§ **Exercise instructions**
Collect each line holding the string "Accessibility".

§ **Data in this exercise**
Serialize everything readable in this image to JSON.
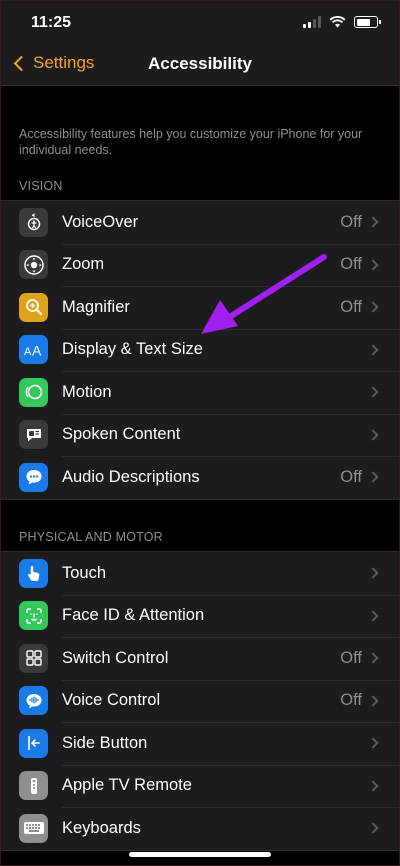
{
  "status": {
    "time": "11:25"
  },
  "nav": {
    "back_label": "Settings",
    "title": "Accessibility"
  },
  "intro": "Accessibility features help you customize your iPhone for your individual needs.",
  "sections": [
    {
      "header": "VISION",
      "items": [
        {
          "label": "VoiceOver",
          "value": "Off",
          "icon": "voiceover-icon",
          "color": "#3a3a3c"
        },
        {
          "label": "Zoom",
          "value": "Off",
          "icon": "zoom-icon",
          "color": "#3a3a3c"
        },
        {
          "label": "Magnifier",
          "value": "Off",
          "icon": "magnifier-icon",
          "color": "#e0a21b"
        },
        {
          "label": "Display & Text Size",
          "value": "",
          "icon": "display-text-size-icon",
          "color": "#1a7ae8"
        },
        {
          "label": "Motion",
          "value": "",
          "icon": "motion-icon",
          "color": "#34c759"
        },
        {
          "label": "Spoken Content",
          "value": "",
          "icon": "spoken-content-icon",
          "color": "#3a3a3c"
        },
        {
          "label": "Audio Descriptions",
          "value": "Off",
          "icon": "audio-descriptions-icon",
          "color": "#1a7ae8"
        }
      ]
    },
    {
      "header": "PHYSICAL AND MOTOR",
      "items": [
        {
          "label": "Touch",
          "value": "",
          "icon": "touch-icon",
          "color": "#1a7ae8"
        },
        {
          "label": "Face ID & Attention",
          "value": "",
          "icon": "face-id-icon",
          "color": "#34c759"
        },
        {
          "label": "Switch Control",
          "value": "Off",
          "icon": "switch-control-icon",
          "color": "#3a3a3c"
        },
        {
          "label": "Voice Control",
          "value": "Off",
          "icon": "voice-control-icon",
          "color": "#1a7ae8"
        },
        {
          "label": "Side Button",
          "value": "",
          "icon": "side-button-icon",
          "color": "#1a7ae8"
        },
        {
          "label": "Apple TV Remote",
          "value": "",
          "icon": "apple-tv-remote-icon",
          "color": "#8e8e93"
        },
        {
          "label": "Keyboards",
          "value": "",
          "icon": "keyboard-icon",
          "color": "#8e8e93"
        }
      ]
    }
  ],
  "accent_color": "#f5a623",
  "annotation_color": "#a020f0"
}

§ **Written solution**
    "title": "Accessibility"
  "intro": "Accessibility features help you customize your iPhone for your individual needs.",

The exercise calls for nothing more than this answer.